SUPPLIED MATERIAL START

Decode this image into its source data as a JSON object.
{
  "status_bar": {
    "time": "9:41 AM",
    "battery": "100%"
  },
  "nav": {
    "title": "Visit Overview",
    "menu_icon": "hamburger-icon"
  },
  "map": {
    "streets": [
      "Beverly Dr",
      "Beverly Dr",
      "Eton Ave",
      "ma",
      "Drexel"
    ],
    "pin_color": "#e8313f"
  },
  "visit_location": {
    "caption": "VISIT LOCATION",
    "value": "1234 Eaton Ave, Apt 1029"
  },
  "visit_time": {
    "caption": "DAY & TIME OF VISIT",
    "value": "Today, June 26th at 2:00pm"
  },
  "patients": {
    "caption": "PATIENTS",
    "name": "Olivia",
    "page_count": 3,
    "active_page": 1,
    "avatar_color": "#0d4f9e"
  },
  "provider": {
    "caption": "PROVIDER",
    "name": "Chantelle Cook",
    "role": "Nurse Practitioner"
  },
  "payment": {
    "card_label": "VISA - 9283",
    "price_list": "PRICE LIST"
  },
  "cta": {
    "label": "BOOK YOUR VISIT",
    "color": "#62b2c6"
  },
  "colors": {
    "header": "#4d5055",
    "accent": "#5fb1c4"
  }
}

SUPPLIED MATERIAL END

> [WHAT THE TASK ASKS]: Gather from the data above every line with the string "caption".

> [SOLUTION TO THIS TASK]:
    "caption": "VISIT LOCATION",
    "caption": "DAY & TIME OF VISIT",
    "caption": "PATIENTS",
    "caption": "PROVIDER",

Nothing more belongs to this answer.